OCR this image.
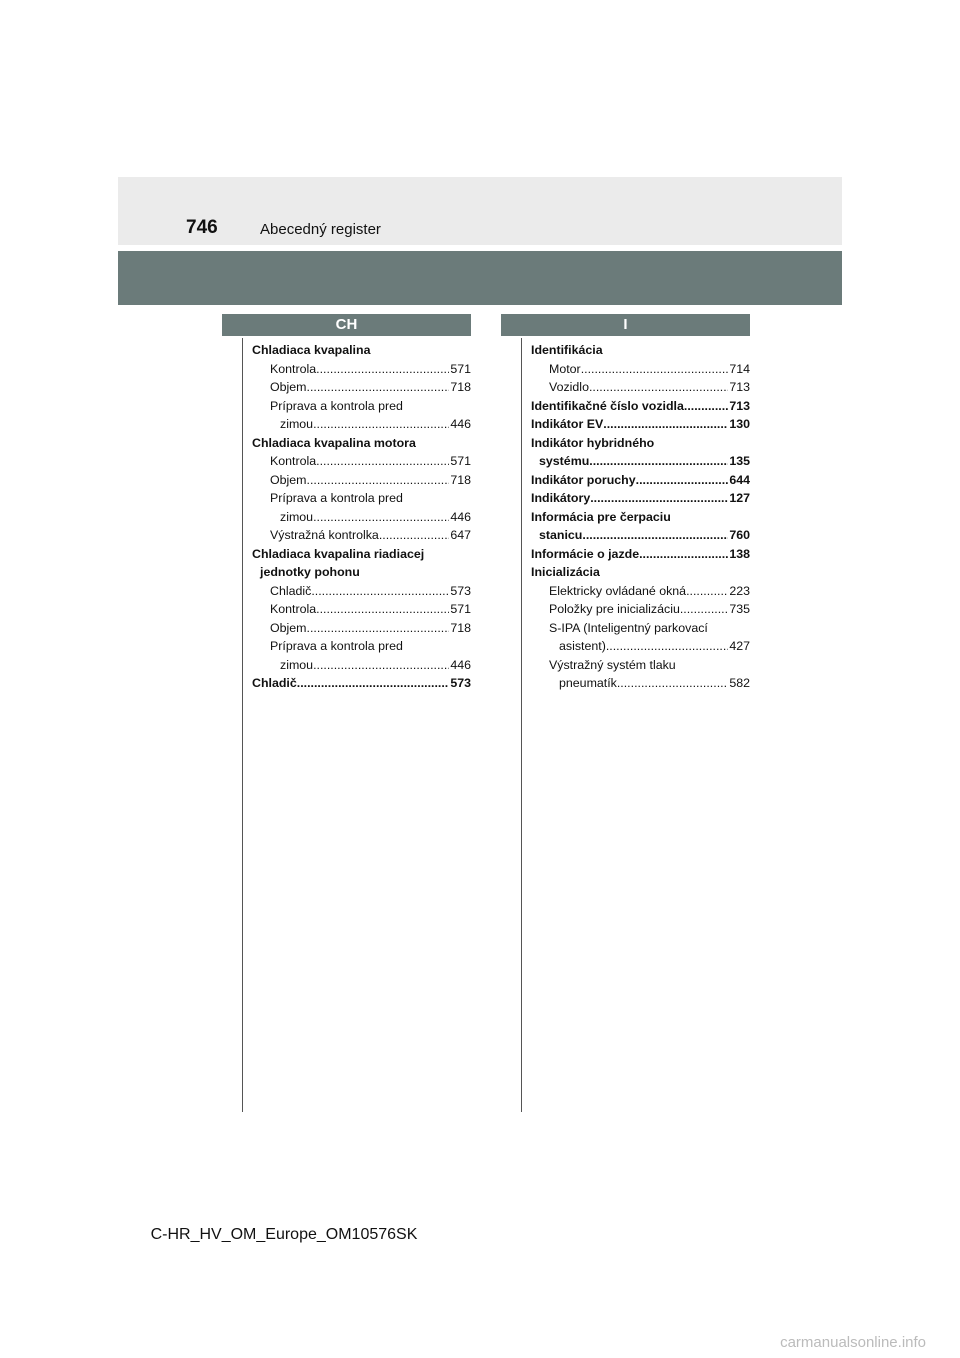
746	Abecedný register
CH	I
Chladiaca kvapalina
Kontrola .....	571
Objem .....	718
Príprava a kontrola pred
zimou .....	446
Chladiaca kvapalina motora
Kontrola .....	571
Objem .....	718
Príprava a kontrola pred
zimou .....	446
Výstražná kontrolka .....	647
Chladiaca kvapalina riadiacej
jednotky pohonu
Chladič .....	573
Kontrola .....	571
Objem .....	718
Príprava a kontrola pred
zimou .....	446
Chladič .....	573
Identifikácia
Motor .....	714
Vozidlo .....	713
Identifikačné číslo vozidla .....	713
Indikátor EV .....	130
Indikátor hybridného
systému .....	135
Indikátor poruchy .....	644
Indikátory .....	127
Informácia pre čerpaciu
stanicu .....	760
Informácie o jazde .....	138
Inicializácia
Elektricky ovládané okná .....	223
Položky pre inicializáciu .....	735
S-IPA (Inteligentný parkovací
asistent) .....	427
Výstražný systém tlaku
pneumatík .....	582
C-HR_HV_OM_Europe_OM10576SK
carmanualsonline.info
----
» Task goal
Search the records for the word "kvapalina" and copy every line where it occurs.

» Answer to the task
Chladiaca kvapalina
Chladiaca kvapalina motora
Chladiaca kvapalina riadiacej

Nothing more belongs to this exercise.